--- Begin Material for this task ---
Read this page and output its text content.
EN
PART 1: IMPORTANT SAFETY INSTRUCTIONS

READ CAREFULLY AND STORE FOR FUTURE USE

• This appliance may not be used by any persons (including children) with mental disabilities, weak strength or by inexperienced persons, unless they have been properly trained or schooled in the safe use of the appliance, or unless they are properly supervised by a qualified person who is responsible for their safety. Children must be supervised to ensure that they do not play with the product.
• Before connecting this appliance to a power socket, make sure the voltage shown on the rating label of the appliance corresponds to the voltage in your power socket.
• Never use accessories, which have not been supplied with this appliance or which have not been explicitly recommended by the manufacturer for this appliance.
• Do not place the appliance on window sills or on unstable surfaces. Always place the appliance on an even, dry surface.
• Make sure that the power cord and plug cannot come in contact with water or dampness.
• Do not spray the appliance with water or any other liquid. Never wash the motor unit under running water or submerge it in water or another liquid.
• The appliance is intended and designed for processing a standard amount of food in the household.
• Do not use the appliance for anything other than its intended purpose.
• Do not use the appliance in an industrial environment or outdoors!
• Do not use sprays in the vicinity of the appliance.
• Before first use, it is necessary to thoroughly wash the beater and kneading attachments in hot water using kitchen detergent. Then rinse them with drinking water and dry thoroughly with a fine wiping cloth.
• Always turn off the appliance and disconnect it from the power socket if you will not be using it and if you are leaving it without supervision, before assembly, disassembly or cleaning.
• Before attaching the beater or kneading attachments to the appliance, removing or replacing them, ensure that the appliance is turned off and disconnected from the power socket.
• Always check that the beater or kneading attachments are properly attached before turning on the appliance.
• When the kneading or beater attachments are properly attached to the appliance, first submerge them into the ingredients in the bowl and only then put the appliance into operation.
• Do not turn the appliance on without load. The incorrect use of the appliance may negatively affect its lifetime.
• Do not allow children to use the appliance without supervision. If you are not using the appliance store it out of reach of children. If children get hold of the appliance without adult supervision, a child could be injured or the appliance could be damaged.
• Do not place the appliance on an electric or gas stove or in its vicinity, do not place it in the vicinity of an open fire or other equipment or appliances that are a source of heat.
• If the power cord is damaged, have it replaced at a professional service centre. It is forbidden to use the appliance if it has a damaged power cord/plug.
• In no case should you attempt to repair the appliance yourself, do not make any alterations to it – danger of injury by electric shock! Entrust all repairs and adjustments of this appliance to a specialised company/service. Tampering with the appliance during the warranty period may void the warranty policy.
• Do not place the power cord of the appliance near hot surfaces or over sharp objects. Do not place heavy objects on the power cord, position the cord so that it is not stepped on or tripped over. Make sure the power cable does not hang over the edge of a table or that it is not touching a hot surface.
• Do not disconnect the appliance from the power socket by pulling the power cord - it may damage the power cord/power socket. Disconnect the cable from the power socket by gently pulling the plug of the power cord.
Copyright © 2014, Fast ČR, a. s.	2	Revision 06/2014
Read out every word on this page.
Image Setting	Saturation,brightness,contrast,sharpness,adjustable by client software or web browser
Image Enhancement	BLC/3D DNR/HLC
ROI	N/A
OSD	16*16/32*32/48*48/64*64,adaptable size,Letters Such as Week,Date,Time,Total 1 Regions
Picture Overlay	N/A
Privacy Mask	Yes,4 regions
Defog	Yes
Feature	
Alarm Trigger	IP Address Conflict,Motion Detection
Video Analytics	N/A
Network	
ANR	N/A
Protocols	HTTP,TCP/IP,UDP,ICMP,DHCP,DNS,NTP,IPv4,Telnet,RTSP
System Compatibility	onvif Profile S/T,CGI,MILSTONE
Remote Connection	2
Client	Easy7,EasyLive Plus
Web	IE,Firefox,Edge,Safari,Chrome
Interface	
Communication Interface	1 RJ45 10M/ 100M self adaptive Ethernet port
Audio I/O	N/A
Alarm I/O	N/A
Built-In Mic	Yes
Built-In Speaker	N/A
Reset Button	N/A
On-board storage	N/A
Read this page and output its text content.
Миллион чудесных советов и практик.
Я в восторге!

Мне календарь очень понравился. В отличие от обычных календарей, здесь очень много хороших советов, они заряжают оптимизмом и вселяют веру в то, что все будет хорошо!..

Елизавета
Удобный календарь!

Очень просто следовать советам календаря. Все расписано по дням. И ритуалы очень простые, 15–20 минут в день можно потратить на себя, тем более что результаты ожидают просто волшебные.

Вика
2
--- End Material for this task ---
### [Exercise description]
Among the lines of the material above, how many include the string "Image"? Report only that number.

### [Result for this task]
2